*** Opening SOURCE DOCUMENT ***

Follmann & Co has installed Mitsubishi PLCs, HMIs and inverter drives to upgrade its adhesive cooling, storage and filling plant, resulting in an exceptional combination of process flexibility and transparency.
In process engineering, programmable logic controllers (PLCs) are usually only deployed in sub-processes, with higher-level tasks handled by a central process control computer. However, engineers at Follmann & Co have taken a different approach, installing a highly flexible cooling, storage and filling plant (for adhesives) that be reconfigured, expanded and relocated at any time. Instead of an expensive centralised process control system, Follmann has used compact modular controllers and HMI control terminals from Mitsubishi Electric, combining outstanding flexibility with full transparency.
The Follmann Group manufactures chemical products for paper and textile finishing. Its product range includes printing inks for paper napkins and wallpaper, PVC pastes for technical textiles, micro-encapsulated perfume and aroma oils for advertising, adhesives, construction sealing systems and other specialised chemicals. It also makes adhesives for the wood and furniture industries.

*** Closing SOURCE DOCUMENT ***
*** Opening DATA SECTION ***

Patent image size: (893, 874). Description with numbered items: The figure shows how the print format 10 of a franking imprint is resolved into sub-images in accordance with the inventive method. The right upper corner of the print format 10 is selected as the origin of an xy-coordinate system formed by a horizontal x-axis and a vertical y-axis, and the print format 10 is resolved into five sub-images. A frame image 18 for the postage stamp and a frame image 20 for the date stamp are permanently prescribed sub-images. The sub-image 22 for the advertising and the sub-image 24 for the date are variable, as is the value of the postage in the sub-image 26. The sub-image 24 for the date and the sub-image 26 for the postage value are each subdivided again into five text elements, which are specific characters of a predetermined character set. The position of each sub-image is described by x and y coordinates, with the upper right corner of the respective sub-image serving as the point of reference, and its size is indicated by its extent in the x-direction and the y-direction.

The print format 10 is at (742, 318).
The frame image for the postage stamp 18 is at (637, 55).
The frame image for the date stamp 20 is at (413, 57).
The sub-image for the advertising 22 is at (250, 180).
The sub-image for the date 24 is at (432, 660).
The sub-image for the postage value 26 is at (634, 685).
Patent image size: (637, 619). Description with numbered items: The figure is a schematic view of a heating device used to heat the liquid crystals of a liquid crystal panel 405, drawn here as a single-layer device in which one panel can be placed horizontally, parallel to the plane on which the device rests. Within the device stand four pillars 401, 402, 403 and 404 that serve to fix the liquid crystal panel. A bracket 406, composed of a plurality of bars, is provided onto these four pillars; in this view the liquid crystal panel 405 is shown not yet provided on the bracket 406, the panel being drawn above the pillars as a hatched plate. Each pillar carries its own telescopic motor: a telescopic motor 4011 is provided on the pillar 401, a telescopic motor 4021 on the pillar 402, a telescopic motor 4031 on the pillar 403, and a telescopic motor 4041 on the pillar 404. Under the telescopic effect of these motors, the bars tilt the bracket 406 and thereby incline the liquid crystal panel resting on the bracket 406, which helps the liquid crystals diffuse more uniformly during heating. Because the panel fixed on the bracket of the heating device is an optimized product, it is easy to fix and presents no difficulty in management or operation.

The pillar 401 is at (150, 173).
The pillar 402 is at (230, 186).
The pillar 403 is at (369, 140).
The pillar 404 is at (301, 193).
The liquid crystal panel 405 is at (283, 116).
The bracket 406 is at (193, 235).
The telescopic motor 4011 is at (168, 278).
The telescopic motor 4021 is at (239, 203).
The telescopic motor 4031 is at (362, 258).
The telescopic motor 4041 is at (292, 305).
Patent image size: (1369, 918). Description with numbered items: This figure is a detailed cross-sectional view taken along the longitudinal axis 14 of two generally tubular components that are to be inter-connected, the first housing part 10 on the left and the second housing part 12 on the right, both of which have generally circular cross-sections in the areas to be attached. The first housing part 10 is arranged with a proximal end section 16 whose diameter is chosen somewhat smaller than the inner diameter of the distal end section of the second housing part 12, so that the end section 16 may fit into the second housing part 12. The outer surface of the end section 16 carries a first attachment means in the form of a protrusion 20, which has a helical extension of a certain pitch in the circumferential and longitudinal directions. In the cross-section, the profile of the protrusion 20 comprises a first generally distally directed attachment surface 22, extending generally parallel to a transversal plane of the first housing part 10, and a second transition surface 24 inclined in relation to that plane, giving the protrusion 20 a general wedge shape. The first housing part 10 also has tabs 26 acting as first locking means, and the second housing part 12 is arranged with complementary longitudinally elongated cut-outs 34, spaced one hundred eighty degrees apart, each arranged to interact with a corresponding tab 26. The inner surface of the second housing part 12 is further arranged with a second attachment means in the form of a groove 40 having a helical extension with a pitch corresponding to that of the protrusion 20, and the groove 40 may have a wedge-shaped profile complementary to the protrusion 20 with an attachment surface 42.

*** Closing DATA SECTION ***

Print the passage from the article on the Follmann adhesive plant, starting with "Follmann & Co has" and going on through "flexibility and transparency.".

--- ANSWER SECTION ---
Follmann & Co has installed Mitsubishi PLCs, HMIs and inverter drives to upgrade its adhesive cooling, storage and filling plant, resulting in an exceptional combination of process flexibility and transparency.